What you are asked to do
From the listing below, count the lines where the string "this" occurs. Give the number, with no other words.

---------- Data records

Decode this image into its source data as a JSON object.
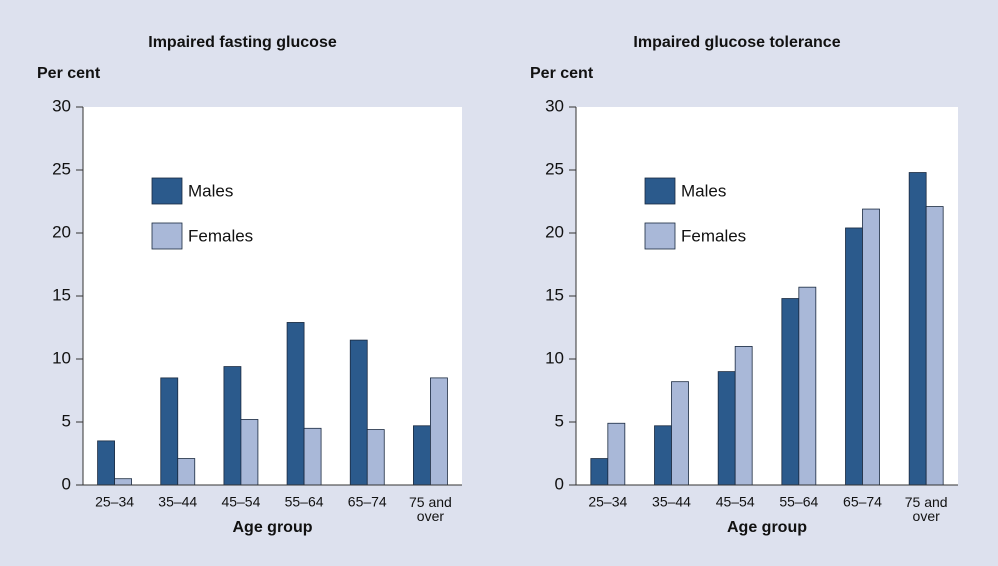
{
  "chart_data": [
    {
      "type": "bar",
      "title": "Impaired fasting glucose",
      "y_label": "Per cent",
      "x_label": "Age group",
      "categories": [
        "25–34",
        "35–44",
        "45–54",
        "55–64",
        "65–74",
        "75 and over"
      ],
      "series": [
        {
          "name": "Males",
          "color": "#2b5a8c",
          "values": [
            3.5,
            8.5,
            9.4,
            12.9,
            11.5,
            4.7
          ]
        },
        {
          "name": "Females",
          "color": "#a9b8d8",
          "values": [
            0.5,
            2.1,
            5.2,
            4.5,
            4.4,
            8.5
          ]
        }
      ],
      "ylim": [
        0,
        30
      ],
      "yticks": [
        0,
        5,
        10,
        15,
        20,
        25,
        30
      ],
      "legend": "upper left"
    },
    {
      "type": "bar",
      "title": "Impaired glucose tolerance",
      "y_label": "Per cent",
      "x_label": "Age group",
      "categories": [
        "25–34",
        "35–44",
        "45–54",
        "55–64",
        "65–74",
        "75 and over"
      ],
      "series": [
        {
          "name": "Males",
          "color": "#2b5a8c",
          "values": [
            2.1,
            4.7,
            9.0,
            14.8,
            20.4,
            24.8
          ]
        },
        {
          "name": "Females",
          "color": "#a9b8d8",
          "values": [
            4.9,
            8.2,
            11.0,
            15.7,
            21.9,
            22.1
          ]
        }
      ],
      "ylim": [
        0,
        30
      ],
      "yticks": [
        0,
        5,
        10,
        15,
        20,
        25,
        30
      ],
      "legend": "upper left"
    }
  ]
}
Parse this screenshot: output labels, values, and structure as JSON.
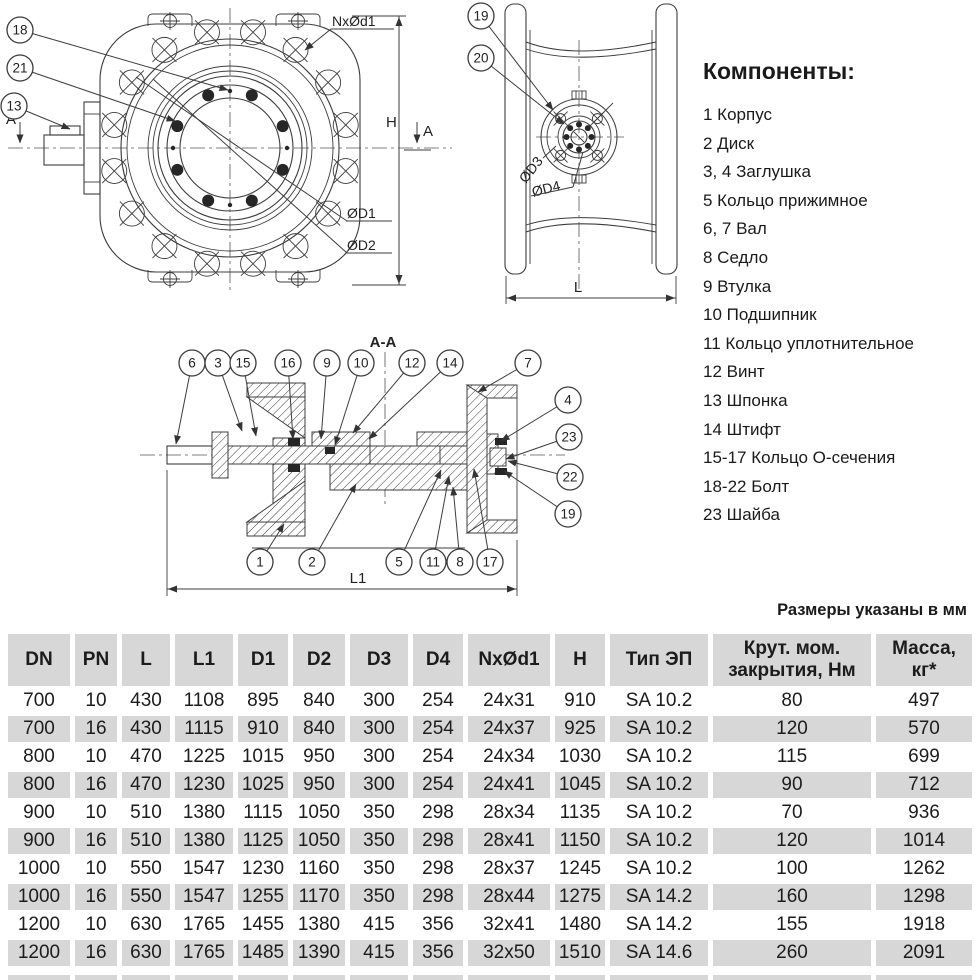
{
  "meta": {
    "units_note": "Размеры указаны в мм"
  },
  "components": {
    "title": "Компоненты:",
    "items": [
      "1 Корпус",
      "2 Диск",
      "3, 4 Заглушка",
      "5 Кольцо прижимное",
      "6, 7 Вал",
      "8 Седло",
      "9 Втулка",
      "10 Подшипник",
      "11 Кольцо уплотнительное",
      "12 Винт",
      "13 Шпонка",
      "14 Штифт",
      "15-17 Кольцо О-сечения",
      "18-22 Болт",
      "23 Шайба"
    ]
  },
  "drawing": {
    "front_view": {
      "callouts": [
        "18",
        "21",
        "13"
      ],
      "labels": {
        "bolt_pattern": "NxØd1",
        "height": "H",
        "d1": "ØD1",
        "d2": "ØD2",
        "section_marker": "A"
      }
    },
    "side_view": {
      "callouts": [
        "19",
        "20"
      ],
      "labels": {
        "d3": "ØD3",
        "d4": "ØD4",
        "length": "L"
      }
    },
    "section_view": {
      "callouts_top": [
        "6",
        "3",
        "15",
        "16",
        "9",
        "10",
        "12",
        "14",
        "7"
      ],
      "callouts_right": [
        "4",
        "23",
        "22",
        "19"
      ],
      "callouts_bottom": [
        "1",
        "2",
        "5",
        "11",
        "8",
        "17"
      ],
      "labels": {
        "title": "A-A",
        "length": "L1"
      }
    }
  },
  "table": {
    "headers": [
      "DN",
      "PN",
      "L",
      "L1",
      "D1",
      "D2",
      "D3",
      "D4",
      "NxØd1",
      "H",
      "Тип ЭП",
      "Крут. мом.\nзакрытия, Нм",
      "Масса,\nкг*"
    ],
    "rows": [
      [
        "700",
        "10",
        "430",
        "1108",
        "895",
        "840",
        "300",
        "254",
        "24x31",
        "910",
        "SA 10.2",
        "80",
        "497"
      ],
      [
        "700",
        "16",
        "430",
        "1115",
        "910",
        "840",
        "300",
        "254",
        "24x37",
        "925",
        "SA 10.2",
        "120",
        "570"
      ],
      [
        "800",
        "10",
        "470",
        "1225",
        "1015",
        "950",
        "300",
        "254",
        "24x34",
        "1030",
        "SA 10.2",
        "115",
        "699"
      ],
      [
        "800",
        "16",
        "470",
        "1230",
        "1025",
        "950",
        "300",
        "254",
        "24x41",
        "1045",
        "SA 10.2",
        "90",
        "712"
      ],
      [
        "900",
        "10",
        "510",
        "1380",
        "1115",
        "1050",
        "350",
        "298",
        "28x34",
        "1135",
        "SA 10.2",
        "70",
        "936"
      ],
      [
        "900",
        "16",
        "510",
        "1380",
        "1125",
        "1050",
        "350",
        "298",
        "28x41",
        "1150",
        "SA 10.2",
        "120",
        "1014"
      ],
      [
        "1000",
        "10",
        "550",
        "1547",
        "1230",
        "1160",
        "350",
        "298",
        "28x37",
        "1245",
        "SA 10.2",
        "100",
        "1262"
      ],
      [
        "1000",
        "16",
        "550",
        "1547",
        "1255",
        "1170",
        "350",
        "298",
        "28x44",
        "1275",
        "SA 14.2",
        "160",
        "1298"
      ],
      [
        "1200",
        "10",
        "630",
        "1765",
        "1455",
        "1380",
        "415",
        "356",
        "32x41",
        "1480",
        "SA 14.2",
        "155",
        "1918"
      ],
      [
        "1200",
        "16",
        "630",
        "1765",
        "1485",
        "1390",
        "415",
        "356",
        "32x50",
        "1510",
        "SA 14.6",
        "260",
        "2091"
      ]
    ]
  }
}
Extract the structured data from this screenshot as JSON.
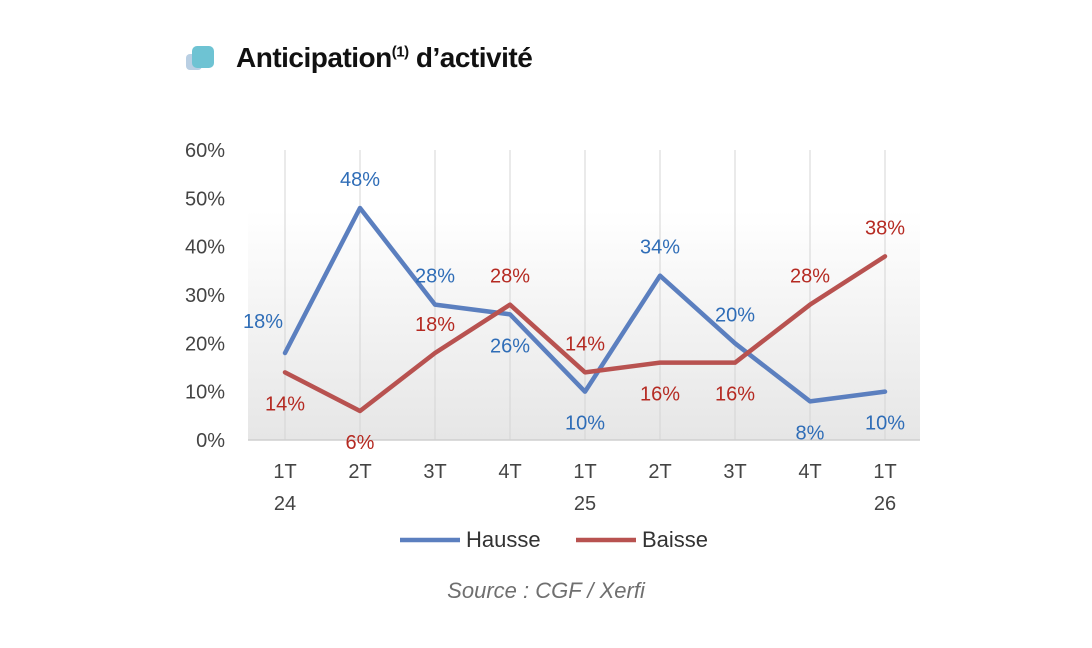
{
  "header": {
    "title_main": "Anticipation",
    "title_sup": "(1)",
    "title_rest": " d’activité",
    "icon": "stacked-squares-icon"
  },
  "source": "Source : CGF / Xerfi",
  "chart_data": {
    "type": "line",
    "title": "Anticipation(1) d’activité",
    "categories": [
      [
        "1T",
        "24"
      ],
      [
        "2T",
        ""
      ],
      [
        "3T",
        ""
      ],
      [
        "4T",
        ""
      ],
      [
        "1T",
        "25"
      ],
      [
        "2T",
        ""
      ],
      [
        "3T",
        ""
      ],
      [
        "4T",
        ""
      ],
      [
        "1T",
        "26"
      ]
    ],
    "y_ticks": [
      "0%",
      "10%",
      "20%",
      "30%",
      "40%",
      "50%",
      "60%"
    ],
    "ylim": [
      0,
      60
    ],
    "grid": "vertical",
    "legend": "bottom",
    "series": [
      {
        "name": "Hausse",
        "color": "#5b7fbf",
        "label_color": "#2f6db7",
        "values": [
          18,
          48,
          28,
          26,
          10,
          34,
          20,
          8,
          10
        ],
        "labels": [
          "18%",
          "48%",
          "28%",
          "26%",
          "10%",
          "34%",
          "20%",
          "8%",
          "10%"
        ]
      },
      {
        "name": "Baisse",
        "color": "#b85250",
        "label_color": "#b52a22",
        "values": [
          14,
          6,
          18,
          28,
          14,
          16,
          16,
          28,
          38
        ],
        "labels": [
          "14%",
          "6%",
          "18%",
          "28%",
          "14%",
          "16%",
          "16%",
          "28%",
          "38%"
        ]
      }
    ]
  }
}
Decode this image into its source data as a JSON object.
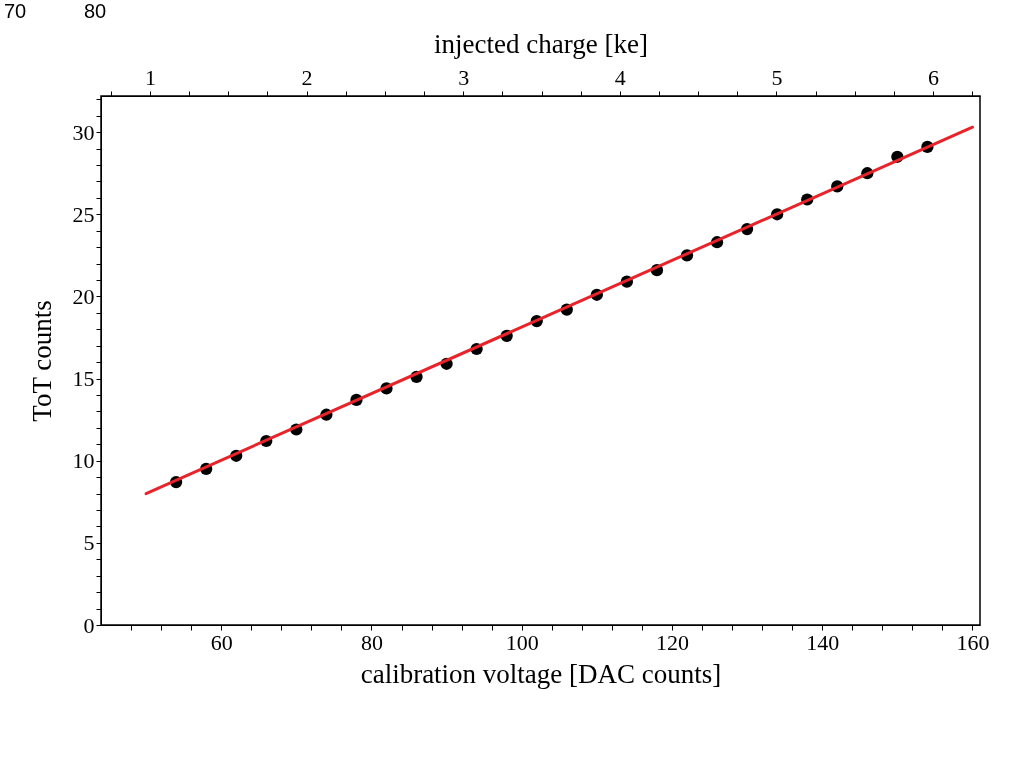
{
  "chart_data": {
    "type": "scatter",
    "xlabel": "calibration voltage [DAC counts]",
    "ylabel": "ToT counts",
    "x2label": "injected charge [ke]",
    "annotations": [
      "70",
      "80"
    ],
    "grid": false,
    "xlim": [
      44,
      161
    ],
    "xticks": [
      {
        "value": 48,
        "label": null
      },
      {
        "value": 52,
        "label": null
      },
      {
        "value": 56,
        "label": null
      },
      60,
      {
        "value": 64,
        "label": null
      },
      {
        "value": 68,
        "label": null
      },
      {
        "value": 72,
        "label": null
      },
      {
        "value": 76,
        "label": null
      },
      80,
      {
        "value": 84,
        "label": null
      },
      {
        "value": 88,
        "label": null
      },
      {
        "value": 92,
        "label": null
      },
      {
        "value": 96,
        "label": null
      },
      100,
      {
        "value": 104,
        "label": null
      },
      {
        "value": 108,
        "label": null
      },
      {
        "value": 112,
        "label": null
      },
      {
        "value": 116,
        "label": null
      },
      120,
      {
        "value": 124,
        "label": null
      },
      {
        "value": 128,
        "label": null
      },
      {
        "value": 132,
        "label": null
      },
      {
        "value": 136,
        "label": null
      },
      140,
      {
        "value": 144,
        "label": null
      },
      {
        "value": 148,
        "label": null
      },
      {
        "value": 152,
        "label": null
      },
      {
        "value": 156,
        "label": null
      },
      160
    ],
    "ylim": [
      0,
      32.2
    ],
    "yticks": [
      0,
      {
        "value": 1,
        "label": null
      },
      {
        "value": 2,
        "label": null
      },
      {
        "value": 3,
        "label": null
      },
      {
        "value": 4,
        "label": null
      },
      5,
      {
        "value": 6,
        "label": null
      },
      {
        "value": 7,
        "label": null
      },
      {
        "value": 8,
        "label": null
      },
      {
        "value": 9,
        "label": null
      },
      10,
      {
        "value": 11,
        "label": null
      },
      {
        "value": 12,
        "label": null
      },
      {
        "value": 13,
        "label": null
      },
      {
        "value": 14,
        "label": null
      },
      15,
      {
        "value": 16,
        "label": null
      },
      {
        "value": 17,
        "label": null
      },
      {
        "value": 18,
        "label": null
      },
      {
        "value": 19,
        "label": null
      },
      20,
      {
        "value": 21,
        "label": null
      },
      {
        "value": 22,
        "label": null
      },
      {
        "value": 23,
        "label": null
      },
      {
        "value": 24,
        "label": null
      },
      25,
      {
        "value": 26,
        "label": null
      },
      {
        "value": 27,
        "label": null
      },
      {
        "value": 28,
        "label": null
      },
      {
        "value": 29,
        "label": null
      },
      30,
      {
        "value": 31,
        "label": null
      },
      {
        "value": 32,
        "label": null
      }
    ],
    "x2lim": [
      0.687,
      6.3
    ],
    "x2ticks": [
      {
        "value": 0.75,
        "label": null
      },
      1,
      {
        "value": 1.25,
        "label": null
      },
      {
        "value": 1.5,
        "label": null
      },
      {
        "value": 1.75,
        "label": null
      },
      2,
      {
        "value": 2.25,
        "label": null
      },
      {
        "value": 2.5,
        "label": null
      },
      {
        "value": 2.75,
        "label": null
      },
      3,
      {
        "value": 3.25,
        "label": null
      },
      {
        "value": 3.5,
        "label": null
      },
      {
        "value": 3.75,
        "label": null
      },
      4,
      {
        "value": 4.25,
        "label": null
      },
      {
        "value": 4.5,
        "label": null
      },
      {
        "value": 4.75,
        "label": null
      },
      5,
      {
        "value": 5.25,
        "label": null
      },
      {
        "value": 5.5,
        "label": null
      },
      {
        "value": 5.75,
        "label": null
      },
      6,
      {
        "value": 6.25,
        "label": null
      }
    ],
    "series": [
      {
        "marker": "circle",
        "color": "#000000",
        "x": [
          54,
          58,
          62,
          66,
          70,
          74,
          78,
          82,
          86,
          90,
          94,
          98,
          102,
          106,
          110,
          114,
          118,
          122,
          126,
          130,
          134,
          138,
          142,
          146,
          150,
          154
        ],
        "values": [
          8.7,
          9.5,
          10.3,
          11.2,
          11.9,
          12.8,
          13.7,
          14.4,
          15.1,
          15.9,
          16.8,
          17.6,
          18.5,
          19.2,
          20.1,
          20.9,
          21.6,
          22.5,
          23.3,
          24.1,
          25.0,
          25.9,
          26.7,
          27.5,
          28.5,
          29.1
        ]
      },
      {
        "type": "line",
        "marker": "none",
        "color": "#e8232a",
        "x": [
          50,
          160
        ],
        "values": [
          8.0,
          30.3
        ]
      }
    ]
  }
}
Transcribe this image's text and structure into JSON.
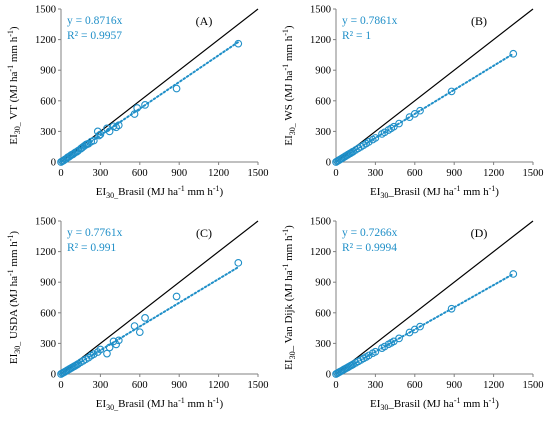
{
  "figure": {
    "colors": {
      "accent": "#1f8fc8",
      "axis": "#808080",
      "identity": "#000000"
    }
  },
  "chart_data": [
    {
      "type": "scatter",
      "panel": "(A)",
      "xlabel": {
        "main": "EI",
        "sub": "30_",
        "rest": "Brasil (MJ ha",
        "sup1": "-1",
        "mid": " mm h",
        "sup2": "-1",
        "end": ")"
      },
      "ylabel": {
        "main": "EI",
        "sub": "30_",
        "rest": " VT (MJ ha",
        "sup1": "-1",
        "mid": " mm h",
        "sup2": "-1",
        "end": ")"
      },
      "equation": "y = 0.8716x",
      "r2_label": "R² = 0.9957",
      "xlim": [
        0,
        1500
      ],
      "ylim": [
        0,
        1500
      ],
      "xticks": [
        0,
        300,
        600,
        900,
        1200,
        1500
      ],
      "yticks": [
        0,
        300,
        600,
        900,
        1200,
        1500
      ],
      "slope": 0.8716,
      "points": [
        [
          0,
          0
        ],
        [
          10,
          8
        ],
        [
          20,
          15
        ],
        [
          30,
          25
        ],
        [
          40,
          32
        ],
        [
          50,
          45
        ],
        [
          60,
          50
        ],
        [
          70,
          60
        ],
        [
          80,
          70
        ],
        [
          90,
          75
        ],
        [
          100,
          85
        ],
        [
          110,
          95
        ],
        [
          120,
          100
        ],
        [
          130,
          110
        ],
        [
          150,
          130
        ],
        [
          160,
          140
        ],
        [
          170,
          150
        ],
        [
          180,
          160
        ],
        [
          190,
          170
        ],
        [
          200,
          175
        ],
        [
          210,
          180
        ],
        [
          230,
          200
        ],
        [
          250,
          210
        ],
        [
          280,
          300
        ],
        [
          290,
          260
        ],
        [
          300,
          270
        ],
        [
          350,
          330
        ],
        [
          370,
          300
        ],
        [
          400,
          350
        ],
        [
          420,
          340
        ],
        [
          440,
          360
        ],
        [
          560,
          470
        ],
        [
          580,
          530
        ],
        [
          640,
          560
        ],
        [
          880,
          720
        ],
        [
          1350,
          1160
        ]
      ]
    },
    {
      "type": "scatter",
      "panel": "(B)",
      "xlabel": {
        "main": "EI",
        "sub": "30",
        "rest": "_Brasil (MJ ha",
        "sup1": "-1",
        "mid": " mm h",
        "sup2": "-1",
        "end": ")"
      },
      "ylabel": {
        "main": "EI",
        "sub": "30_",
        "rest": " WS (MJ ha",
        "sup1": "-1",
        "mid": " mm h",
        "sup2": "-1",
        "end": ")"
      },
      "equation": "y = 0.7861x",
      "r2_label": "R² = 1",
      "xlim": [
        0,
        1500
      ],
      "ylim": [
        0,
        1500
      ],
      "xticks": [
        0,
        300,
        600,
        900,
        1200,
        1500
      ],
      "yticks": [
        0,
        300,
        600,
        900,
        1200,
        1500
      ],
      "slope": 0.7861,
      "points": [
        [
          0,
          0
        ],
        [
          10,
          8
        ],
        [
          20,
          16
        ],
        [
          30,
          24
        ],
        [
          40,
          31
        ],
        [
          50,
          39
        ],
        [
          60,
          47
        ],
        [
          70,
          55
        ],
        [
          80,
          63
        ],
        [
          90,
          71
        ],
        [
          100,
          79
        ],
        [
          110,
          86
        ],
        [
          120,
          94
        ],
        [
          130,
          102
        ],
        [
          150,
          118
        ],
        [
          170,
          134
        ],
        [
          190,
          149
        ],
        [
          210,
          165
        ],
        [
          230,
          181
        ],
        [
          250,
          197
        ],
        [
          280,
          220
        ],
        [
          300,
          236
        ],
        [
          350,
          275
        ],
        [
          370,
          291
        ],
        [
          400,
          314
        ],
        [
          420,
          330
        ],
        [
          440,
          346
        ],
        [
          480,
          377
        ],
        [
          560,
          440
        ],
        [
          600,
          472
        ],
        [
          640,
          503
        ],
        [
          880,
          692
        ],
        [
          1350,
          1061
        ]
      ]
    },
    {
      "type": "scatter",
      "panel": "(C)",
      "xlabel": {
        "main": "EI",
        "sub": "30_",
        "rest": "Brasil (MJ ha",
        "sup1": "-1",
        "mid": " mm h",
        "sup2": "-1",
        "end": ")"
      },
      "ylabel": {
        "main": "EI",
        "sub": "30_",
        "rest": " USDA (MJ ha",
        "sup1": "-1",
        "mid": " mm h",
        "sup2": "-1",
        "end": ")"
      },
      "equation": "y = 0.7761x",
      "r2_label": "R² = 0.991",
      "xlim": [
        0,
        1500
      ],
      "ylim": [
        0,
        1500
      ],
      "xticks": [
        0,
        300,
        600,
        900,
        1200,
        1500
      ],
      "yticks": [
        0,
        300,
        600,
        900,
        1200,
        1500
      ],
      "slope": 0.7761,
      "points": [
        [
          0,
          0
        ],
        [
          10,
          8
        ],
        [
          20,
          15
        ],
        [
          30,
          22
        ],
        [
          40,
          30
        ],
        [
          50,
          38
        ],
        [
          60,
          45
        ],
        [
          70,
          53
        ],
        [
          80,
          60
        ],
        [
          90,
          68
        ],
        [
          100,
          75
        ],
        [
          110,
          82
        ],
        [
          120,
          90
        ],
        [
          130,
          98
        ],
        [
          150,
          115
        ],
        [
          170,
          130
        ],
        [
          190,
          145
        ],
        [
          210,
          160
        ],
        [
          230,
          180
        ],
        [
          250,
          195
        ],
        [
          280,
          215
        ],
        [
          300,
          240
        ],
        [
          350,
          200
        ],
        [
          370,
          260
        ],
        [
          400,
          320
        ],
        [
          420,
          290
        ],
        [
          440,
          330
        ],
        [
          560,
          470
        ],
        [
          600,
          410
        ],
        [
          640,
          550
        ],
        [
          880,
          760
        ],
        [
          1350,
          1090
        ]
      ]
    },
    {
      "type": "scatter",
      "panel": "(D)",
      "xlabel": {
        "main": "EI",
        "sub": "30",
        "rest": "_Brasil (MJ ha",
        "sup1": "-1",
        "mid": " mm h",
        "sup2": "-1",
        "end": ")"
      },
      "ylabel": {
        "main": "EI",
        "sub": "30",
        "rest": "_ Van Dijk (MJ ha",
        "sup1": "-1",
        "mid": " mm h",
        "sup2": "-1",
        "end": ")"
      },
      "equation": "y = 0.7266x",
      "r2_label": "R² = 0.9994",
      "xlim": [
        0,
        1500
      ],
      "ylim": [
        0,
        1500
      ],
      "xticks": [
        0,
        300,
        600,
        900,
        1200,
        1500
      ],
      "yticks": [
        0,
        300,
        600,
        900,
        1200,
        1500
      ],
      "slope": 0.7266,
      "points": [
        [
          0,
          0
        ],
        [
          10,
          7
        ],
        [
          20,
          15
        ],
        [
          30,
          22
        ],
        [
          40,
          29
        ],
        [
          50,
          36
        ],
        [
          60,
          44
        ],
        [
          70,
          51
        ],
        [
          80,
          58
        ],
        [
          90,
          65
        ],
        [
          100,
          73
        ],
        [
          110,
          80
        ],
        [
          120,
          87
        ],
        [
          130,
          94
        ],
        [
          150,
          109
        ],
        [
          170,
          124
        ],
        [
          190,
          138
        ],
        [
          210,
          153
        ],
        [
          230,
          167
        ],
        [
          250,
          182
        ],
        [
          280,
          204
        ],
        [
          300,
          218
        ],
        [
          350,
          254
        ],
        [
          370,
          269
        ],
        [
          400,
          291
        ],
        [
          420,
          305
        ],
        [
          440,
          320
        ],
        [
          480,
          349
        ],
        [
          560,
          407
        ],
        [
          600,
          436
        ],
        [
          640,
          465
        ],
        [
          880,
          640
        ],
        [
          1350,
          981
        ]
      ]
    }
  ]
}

--------------------

Response to the task
5